Collected data entries:
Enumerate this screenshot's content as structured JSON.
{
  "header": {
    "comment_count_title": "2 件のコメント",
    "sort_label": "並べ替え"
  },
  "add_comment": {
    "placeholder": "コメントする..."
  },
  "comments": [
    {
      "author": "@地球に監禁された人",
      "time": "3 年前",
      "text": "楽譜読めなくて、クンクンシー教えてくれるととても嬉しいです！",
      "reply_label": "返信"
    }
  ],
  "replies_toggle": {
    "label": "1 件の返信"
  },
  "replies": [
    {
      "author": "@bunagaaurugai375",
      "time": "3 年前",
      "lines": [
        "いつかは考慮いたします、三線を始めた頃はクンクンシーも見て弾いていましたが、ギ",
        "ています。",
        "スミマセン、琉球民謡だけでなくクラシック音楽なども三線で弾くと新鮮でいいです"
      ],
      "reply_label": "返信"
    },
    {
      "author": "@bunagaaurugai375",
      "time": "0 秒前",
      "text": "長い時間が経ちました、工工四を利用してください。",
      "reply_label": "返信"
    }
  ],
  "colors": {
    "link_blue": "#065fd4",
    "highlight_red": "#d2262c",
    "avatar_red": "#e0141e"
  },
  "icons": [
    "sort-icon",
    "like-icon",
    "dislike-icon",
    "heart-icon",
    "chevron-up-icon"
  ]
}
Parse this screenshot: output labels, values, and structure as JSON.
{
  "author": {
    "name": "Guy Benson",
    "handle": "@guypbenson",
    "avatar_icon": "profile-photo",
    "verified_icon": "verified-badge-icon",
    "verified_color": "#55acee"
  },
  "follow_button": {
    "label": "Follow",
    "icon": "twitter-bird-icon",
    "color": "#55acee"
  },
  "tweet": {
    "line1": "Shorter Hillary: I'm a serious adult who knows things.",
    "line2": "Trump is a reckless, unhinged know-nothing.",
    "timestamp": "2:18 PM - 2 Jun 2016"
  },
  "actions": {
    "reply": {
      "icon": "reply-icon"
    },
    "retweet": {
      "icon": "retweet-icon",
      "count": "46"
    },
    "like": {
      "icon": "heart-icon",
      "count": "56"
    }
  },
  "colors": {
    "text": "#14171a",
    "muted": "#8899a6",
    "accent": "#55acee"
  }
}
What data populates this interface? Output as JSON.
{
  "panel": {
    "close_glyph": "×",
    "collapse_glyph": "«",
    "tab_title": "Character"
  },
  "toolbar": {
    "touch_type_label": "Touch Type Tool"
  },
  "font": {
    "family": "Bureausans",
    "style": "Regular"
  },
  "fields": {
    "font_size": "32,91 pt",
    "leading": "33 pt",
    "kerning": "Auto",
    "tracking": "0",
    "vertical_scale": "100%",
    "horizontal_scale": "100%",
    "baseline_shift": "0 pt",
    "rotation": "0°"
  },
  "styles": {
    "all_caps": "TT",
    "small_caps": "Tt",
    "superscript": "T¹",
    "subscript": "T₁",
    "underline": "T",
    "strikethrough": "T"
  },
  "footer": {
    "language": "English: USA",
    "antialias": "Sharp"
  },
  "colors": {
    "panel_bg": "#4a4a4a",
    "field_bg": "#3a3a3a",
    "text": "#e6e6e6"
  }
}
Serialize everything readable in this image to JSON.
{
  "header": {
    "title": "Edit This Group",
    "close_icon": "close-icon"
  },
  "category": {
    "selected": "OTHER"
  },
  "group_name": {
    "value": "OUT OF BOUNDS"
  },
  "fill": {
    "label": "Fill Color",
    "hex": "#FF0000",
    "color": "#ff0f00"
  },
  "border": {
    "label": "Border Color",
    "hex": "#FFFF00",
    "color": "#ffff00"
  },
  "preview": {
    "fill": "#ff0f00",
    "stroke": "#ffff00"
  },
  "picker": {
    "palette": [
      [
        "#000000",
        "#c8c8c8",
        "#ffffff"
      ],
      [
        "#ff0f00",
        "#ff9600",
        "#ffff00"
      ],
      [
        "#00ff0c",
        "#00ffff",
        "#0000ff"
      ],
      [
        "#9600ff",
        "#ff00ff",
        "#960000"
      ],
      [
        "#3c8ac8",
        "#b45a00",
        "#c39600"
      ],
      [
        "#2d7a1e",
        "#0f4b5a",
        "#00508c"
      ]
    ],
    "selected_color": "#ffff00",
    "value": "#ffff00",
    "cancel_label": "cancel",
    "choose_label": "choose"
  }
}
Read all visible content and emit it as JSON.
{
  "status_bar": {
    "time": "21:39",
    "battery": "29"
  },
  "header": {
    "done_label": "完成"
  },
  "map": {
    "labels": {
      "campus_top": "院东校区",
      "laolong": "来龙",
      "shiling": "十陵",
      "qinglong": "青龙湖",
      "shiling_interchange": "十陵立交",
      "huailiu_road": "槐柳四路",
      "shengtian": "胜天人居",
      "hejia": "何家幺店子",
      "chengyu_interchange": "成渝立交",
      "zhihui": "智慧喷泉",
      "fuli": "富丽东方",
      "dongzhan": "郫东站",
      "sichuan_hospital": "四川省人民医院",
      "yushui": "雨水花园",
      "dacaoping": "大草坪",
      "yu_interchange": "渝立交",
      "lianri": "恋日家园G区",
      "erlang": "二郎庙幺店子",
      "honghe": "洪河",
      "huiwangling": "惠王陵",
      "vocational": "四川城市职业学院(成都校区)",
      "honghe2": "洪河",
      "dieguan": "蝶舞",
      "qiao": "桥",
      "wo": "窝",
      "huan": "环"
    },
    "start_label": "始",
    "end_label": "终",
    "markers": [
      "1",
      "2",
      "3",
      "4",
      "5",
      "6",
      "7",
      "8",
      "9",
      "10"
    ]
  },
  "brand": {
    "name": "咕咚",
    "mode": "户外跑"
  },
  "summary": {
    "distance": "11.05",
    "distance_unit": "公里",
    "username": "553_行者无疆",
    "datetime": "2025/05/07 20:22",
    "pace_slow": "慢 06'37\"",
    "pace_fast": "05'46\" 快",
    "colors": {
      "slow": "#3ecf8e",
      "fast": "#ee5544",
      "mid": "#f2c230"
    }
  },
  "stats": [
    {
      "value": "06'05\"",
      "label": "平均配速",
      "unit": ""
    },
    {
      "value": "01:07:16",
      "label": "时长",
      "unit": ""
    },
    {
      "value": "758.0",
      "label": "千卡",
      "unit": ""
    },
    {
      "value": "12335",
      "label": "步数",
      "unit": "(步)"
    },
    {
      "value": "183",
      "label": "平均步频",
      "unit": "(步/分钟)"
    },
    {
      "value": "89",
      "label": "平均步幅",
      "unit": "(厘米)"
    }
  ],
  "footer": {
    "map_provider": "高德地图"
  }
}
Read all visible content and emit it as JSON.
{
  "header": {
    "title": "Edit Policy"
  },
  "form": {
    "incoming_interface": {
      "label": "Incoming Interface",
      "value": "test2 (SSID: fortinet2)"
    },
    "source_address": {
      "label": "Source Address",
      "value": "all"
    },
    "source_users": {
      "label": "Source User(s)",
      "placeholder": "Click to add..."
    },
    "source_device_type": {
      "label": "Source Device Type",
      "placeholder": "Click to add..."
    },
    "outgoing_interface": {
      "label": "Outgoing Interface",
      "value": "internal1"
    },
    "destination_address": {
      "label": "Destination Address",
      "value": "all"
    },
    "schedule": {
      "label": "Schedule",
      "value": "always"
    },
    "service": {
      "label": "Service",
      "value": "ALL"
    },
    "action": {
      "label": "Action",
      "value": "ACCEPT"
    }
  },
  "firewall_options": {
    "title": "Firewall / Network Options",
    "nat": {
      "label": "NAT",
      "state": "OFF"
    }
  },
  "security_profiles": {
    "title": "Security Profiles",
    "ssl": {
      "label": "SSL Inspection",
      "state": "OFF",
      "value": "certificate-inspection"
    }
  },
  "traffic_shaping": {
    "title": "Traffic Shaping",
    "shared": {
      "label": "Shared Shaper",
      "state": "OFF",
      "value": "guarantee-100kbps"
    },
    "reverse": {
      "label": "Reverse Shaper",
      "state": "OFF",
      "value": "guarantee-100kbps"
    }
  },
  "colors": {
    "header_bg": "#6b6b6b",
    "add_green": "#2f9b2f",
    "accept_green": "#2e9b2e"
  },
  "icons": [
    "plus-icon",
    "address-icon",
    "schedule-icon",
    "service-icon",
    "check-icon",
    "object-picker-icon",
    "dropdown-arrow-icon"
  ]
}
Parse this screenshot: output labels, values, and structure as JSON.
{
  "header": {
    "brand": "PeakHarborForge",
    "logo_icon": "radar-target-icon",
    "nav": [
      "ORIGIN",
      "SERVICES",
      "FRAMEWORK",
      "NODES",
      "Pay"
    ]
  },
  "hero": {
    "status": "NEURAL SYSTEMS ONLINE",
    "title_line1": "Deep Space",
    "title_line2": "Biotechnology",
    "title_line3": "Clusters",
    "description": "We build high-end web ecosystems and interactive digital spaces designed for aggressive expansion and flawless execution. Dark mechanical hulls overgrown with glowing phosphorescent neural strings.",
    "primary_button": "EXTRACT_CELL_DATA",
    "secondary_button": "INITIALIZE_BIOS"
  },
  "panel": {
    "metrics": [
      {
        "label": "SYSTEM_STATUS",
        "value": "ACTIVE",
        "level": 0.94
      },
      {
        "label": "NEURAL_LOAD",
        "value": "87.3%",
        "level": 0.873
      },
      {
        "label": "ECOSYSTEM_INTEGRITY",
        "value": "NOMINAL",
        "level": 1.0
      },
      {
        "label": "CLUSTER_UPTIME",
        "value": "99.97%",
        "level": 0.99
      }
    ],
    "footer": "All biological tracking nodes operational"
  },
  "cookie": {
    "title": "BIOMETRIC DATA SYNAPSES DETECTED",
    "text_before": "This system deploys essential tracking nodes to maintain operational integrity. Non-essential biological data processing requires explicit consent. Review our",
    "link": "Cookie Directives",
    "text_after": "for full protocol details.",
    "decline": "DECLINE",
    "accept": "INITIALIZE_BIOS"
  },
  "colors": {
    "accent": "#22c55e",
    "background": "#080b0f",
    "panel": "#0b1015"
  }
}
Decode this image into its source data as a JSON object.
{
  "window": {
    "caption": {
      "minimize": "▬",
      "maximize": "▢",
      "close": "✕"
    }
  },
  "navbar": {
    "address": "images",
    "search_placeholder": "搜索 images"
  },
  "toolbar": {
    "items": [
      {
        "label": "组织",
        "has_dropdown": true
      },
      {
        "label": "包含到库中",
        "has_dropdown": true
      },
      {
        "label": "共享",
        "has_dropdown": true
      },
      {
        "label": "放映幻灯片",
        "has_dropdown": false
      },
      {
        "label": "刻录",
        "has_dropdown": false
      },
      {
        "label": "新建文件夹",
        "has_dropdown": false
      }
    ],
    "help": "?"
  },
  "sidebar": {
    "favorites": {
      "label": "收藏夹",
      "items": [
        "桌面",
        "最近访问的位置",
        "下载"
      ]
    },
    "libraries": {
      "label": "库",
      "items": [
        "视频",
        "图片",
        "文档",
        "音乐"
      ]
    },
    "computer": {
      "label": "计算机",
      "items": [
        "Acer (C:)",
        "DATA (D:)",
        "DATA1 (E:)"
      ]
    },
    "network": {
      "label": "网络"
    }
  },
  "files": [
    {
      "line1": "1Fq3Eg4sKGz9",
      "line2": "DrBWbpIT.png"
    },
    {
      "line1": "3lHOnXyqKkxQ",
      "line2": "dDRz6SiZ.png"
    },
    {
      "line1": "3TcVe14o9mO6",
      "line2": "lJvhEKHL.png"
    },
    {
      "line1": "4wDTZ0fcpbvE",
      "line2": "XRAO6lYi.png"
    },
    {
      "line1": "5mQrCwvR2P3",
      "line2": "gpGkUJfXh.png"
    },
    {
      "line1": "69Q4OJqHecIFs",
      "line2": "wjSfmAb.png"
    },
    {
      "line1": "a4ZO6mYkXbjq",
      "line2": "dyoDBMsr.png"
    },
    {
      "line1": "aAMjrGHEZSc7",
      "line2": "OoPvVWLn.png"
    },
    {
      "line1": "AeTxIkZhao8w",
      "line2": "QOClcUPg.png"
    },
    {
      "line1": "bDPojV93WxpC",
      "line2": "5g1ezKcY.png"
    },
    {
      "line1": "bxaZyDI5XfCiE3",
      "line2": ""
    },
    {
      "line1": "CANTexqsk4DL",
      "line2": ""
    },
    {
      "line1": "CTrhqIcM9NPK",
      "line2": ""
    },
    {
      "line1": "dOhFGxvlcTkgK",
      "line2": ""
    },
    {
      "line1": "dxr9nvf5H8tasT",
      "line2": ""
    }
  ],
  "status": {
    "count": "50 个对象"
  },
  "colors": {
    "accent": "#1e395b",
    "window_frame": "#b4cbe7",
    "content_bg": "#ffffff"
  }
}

SHORT TASK: Show the lines of the records that contain the word "accent".

RESPONSE TO THIS EXERCISE:
    "accent": "#55acee"
    "accent": "#22c55e",
    "accent": "#1e395b",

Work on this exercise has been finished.